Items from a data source
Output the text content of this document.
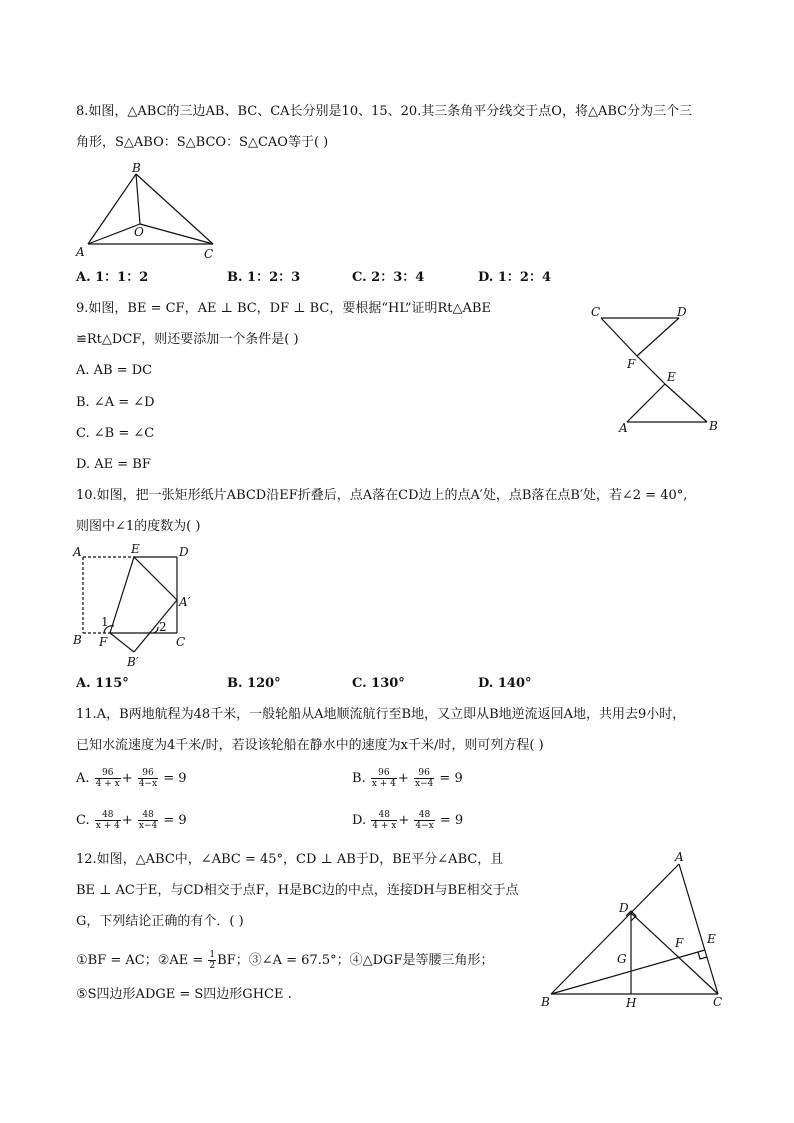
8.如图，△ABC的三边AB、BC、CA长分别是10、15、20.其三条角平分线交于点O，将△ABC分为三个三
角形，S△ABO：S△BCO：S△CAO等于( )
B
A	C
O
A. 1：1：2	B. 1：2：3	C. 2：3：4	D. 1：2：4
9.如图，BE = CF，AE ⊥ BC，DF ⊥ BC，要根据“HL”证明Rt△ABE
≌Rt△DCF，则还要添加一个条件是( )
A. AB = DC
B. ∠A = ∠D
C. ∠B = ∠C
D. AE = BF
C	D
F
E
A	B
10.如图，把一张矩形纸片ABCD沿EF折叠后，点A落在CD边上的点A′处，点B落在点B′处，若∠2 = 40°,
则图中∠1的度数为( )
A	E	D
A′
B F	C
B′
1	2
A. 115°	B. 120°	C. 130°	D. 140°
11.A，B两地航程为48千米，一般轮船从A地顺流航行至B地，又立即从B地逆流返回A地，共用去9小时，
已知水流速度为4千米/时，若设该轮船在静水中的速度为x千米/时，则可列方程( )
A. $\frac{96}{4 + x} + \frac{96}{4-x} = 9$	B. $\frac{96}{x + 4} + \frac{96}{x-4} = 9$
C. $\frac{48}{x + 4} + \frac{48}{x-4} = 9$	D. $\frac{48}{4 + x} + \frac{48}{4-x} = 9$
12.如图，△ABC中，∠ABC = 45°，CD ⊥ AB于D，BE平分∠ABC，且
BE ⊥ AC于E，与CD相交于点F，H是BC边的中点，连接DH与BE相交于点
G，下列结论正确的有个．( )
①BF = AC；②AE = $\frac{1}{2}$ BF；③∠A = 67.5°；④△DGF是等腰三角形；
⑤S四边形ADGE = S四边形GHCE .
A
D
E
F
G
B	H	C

---

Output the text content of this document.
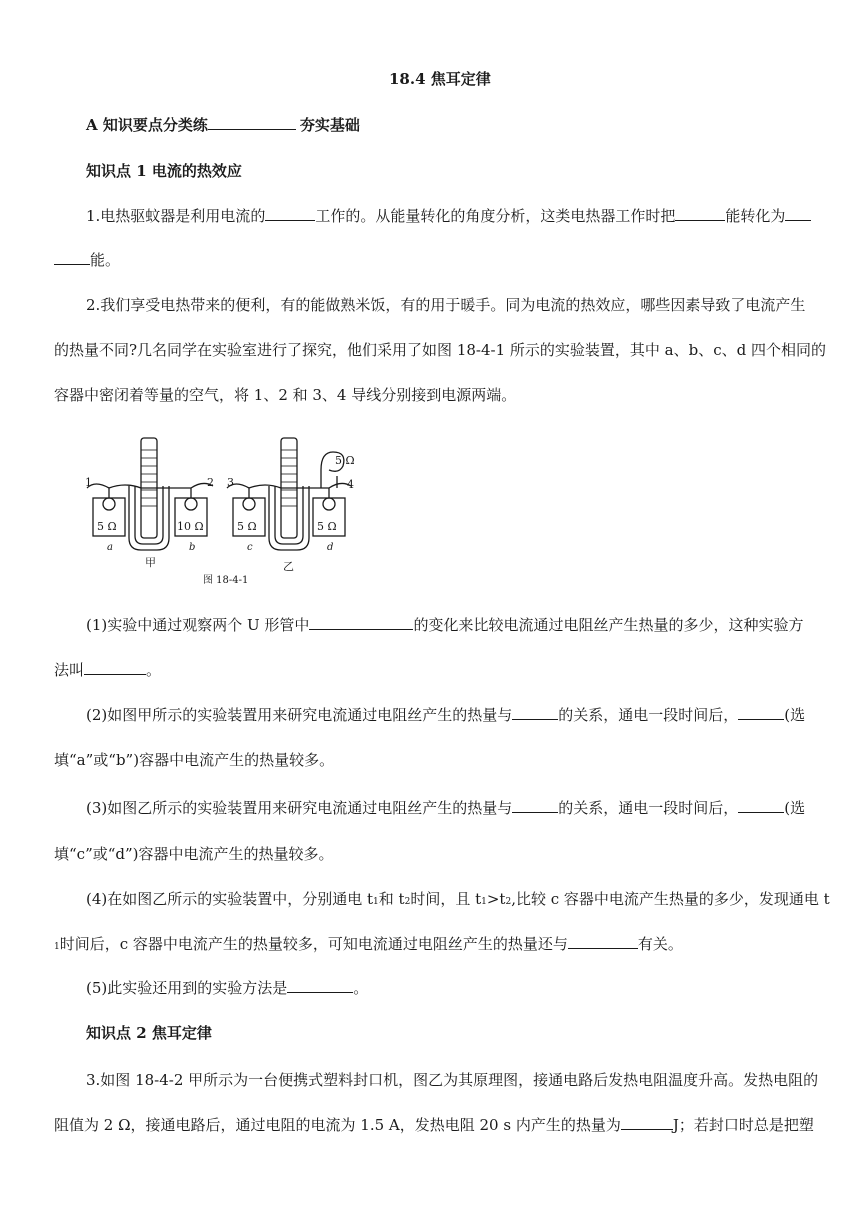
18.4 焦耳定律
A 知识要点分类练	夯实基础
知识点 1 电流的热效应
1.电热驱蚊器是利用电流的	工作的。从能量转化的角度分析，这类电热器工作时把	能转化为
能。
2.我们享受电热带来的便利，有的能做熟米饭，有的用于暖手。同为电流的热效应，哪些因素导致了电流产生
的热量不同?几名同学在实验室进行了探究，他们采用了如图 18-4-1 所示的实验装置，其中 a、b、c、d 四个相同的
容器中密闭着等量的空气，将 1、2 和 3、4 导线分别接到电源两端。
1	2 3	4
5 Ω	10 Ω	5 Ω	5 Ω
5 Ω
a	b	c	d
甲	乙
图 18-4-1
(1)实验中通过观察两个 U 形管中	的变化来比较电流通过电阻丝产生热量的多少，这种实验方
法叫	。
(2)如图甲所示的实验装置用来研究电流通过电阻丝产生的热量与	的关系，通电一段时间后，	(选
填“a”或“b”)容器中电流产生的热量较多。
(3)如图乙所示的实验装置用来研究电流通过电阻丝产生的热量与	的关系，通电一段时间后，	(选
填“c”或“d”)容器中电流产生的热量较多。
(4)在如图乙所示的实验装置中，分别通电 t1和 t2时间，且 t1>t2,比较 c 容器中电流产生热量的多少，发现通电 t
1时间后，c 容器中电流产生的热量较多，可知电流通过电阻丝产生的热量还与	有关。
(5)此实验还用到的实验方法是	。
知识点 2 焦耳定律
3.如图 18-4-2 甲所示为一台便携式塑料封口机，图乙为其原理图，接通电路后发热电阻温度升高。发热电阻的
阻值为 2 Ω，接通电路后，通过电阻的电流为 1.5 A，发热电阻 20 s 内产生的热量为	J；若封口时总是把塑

#### [EXERCISE DIRECTIONS]
Copy out each line of the records that holds the string "容器中电流产生的热量较多".

#### [ANSWER]
填“a”或“b”)容器中电流产生的热量较多。
填“c”或“d”)容器中电流产生的热量较多。
1时间后，c 容器中电流产生的热量较多，可知电流通过电阻丝产生的热量还与	有关。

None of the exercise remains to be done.